== Work to complete ==
All material below is to be reproduced exactly.

......

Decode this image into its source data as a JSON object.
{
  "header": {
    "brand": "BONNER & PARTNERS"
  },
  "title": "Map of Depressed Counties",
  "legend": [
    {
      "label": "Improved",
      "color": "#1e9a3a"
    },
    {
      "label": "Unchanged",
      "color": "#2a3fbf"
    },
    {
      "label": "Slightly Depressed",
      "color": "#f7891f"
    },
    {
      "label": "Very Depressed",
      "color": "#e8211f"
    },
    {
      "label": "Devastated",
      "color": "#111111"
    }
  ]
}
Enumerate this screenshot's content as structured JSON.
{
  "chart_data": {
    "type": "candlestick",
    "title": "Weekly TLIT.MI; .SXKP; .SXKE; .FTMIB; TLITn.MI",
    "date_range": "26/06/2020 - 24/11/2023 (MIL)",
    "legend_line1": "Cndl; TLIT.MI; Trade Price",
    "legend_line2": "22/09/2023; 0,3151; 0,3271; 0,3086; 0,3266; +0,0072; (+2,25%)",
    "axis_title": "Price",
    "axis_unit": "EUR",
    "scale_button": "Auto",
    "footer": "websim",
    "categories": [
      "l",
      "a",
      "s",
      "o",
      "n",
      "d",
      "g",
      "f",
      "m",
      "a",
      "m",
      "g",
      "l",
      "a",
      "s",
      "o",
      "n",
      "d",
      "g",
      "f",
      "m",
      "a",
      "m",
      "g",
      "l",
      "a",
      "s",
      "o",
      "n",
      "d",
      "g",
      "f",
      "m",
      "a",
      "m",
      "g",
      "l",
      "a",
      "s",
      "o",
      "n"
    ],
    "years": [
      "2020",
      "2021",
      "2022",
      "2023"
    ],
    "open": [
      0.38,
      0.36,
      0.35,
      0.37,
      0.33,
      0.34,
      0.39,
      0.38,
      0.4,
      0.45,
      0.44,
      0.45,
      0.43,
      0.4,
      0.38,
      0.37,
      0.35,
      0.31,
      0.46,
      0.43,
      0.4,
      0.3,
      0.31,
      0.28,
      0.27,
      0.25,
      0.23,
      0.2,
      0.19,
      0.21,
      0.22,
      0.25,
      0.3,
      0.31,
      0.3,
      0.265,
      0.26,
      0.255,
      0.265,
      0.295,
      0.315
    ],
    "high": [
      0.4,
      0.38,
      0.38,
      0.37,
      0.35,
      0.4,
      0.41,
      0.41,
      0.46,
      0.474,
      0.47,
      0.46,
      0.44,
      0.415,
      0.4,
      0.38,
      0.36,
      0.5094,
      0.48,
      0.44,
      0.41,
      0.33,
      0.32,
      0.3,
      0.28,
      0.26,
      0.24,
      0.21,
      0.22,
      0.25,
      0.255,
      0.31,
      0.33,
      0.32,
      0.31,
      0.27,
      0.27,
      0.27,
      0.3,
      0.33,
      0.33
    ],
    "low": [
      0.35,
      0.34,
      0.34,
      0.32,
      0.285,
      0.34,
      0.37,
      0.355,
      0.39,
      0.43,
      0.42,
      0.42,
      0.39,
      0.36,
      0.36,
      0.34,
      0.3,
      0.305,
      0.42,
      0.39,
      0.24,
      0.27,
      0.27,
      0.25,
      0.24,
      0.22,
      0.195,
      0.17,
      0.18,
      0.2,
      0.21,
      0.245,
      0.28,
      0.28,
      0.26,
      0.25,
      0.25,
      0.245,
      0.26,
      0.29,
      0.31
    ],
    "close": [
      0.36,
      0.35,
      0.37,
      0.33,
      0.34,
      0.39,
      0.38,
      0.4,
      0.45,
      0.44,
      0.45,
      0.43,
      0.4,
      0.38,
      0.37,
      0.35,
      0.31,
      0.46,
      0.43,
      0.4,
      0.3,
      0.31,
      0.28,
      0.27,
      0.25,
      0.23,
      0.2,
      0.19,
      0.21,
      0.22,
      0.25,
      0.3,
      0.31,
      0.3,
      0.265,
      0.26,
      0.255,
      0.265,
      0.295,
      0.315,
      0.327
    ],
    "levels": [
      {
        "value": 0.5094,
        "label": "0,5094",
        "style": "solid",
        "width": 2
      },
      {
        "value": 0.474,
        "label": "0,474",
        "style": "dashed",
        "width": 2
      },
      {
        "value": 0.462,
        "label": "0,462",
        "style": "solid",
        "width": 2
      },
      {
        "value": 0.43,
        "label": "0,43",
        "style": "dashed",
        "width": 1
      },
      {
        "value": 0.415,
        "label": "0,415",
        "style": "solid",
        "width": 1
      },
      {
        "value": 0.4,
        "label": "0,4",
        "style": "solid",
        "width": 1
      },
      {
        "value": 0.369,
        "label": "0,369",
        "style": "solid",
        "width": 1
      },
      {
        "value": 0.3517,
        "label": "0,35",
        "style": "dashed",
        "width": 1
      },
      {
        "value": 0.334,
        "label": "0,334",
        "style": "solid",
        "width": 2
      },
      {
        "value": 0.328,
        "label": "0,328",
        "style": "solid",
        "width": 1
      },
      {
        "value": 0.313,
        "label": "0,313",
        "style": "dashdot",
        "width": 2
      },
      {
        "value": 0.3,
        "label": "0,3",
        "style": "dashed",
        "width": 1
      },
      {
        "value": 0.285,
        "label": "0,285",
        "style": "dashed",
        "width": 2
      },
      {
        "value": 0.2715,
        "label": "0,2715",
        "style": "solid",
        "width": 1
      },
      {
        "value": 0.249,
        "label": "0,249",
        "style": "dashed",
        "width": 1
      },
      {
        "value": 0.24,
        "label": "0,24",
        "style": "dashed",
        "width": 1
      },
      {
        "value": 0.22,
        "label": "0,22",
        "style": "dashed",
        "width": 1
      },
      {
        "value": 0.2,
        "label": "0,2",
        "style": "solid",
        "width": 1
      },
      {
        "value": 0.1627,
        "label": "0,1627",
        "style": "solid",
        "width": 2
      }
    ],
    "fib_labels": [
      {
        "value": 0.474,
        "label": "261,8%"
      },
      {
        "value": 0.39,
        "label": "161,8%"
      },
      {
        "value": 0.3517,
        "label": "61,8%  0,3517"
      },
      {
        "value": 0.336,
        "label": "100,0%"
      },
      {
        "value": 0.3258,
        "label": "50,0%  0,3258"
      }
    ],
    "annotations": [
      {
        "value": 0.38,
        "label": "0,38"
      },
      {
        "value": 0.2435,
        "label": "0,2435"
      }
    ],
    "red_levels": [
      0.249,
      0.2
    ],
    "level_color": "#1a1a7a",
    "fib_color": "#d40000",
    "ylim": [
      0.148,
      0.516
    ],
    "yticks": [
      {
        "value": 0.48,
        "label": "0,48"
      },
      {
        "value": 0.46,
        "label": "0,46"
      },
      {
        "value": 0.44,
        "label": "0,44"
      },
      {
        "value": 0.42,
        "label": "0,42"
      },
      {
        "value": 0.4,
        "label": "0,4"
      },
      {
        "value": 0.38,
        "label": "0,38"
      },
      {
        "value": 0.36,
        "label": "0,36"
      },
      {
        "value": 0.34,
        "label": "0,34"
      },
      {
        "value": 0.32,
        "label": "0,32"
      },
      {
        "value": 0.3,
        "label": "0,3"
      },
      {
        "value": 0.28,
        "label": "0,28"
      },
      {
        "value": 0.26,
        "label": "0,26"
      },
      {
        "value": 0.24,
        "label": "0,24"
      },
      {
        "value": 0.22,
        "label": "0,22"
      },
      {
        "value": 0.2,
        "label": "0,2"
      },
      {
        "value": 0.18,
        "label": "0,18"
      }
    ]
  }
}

......

== Exercise answer ==
Decode this image into its source data as a JSON object.
{
  "header": {
    "brand": "BONNER & PARTNERS"
  },
  "title": "Map of Depressed Counties",
  "legend": [
    {
      "label": "Improved",
      "color": "#1e9a3a"
    },
    {
      "label": "Unchanged",
      "color": "#2a3fbf"
    },
    {
      "label": "Slightly Depressed",
      "color": "#f7891f"
    },
    {
      "label": "Very Depressed",
      "color": "#e8211f"
    },
    {
      "label": "Devastated",
      "color": "#111111"
    }
  ]
}
Enumerate this screenshot's content as structured JSON.
{
  "chart_data": {
    "type": "candlestick",
    "title": "Weekly TLIT.MI; .SXKP; .SXKE; .FTMIB; TLITn.MI",
    "date_range": "26/06/2020 - 24/11/2023 (MIL)",
    "legend_line1": "Cndl; TLIT.MI; Trade Price",
    "legend_line2": "22/09/2023; 0,3151; 0,3271; 0,3086; 0,3266; +0,0072; (+2,25%)",
    "axis_title": "Price",
    "axis_unit": "EUR",
    "scale_button": "Auto",
    "footer": "websim",
    "categories": [
      "l",
      "a",
      "s",
      "o",
      "n",
      "d",
      "g",
      "f",
      "m",
      "a",
      "m",
      "g",
      "l",
      "a",
      "s",
      "o",
      "n",
      "d",
      "g",
      "f",
      "m",
      "a",
      "m",
      "g",
      "l",
      "a",
      "s",
      "o",
      "n",
      "d",
      "g",
      "f",
      "m",
      "a",
      "m",
      "g",
      "l",
      "a",
      "s",
      "o",
      "n"
    ],
    "years": [
      "2020",
      "2021",
      "2022",
      "2023"
    ],
    "open": [
      0.38,
      0.36,
      0.35,
      0.37,
      0.33,
      0.34,
      0.39,
      0.38,
      0.4,
      0.45,
      0.44,
      0.45,
      0.43,
      0.4,
      0.38,
      0.37,
      0.35,
      0.31,
      0.46,
      0.43,
      0.4,
      0.3,
      0.31,
      0.28,
      0.27,
      0.25,
      0.23,
      0.2,
      0.19,
      0.21,
      0.22,
      0.25,
      0.3,
      0.31,
      0.3,
      0.265,
      0.26,
      0.255,
      0.265,
      0.295,
      0.315
    ],
    "high": [
      0.4,
      0.38,
      0.38,
      0.37,
      0.35,
      0.4,
      0.41,
      0.41,
      0.46,
      0.474,
      0.47,
      0.46,
      0.44,
      0.415,
      0.4,
      0.38,
      0.36,
      0.5094,
      0.48,
      0.44,
      0.41,
      0.33,
      0.32,
      0.3,
      0.28,
      0.26,
      0.24,
      0.21,
      0.22,
      0.25,
      0.255,
      0.31,
      0.33,
      0.32,
      0.31,
      0.27,
      0.27,
      0.27,
      0.3,
      0.33,
      0.33
    ],
    "low": [
      0.35,
      0.34,
      0.34,
      0.32,
      0.285,
      0.34,
      0.37,
      0.355,
      0.39,
      0.43,
      0.42,
      0.42,
      0.39,
      0.36,
      0.36,
      0.34,
      0.3,
      0.305,
      0.42,
      0.39,
      0.24,
      0.27,
      0.27,
      0.25,
      0.24,
      0.22,
      0.195,
      0.17,
      0.18,
      0.2,
      0.21,
      0.245,
      0.28,
      0.28,
      0.26,
      0.25,
      0.25,
      0.245,
      0.26,
      0.29,
      0.31
    ],
    "close": [
      0.36,
      0.35,
      0.37,
      0.33,
      0.34,
      0.39,
      0.38,
      0.4,
      0.45,
      0.44,
      0.45,
      0.43,
      0.4,
      0.38,
      0.37,
      0.35,
      0.31,
      0.46,
      0.43,
      0.4,
      0.3,
      0.31,
      0.28,
      0.27,
      0.25,
      0.23,
      0.2,
      0.19,
      0.21,
      0.22,
      0.25,
      0.3,
      0.31,
      0.3,
      0.265,
      0.26,
      0.255,
      0.265,
      0.295,
      0.315,
      0.327
    ],
    "levels": [
      {
        "value": 0.5094,
        "label": "0,5094",
        "style": "solid",
        "width": 2
      },
      {
        "value": 0.474,
        "label": "0,474",
        "style": "dashed",
        "width": 2
      },
      {
        "value": 0.462,
        "label": "0,462",
        "style": "solid",
        "width": 2
      },
      {
        "value": 0.43,
        "label": "0,43",
        "style": "dashed",
        "width": 1
      },
      {
        "value": 0.415,
        "label": "0,415",
        "style": "solid",
        "width": 1
      },
      {
        "value": 0.4,
        "label": "0,4",
        "style": "solid",
        "width": 1
      },
      {
        "value": 0.369,
        "label": "0,369",
        "style": "solid",
        "width": 1
      },
      {
        "value": 0.3517,
        "label": "0,35",
        "style": "dashed",
        "width": 1
      },
      {
        "value": 0.334,
        "label": "0,334",
        "style": "solid",
        "width": 2
      },
      {
        "value": 0.328,
        "label": "0,328",
        "style": "solid",
        "width": 1
      },
      {
        "value": 0.313,
        "label": "0,313",
        "style": "dashdot",
        "width": 2
      },
      {
        "value": 0.3,
        "label": "0,3",
        "style": "dashed",
        "width": 1
      },
      {
        "value": 0.285,
        "label": "0,285",
        "style": "dashed",
        "width": 2
      },
      {
        "value": 0.2715,
        "label": "0,2715",
        "style": "solid",
        "width": 1
      },
      {
        "value": 0.249,
        "label": "0,249",
        "style": "dashed",
        "width": 1
      },
      {
        "value": 0.24,
        "label": "0,24",
        "style": "dashed",
        "width": 1
      },
      {
        "value": 0.22,
        "label": "0,22",
        "style": "dashed",
        "width": 1
      },
      {
        "value": 0.2,
        "label": "0,2",
        "style": "solid",
        "width": 1
      },
      {
        "value": 0.1627,
        "label": "0,1627",
        "style": "solid",
        "width": 2
      }
    ],
    "fib_labels": [
      {
        "value": 0.474,
        "label": "261,8%"
      },
      {
        "value": 0.39,
        "label": "161,8%"
      },
      {
        "value": 0.3517,
        "label": "61,8%  0,3517"
      },
      {
        "value": 0.336,
        "label": "100,0%"
      },
      {
        "value": 0.3258,
        "label": "50,0%  0,3258"
      }
    ],
    "annotations": [
      {
        "value": 0.38,
        "label": "0,38"
      },
      {
        "value": 0.2435,
        "label": "0,2435"
      }
    ],
    "red_levels": [
      0.249,
      0.2
    ],
    "level_color": "#1a1a7a",
    "fib_color": "#d40000",
    "ylim": [
      0.148,
      0.516
    ],
    "yticks": [
      {
        "value": 0.48,
        "label": "0,48"
      },
      {
        "value": 0.46,
        "label": "0,46"
      },
      {
        "value": 0.44,
        "label": "0,44"
      },
      {
        "value": 0.42,
        "label": "0,42"
      },
      {
        "value": 0.4,
        "label": "0,4"
      },
      {
        "value": 0.38,
        "label": "0,38"
      },
      {
        "value": 0.36,
        "label": "0,36"
      },
      {
        "value": 0.34,
        "label": "0,34"
      },
      {
        "value": 0.32,
        "label": "0,32"
      },
      {
        "value": 0.3,
        "label": "0,3"
      },
      {
        "value": 0.28,
        "label": "0,28"
      },
      {
        "value": 0.26,
        "label": "0,26"
      },
      {
        "value": 0.24,
        "label": "0,24"
      },
      {
        "value": 0.22,
        "label": "0,22"
      },
      {
        "value": 0.2,
        "label": "0,2"
      },
      {
        "value": 0.18,
        "label": "0,18"
      }
    ]
  }
}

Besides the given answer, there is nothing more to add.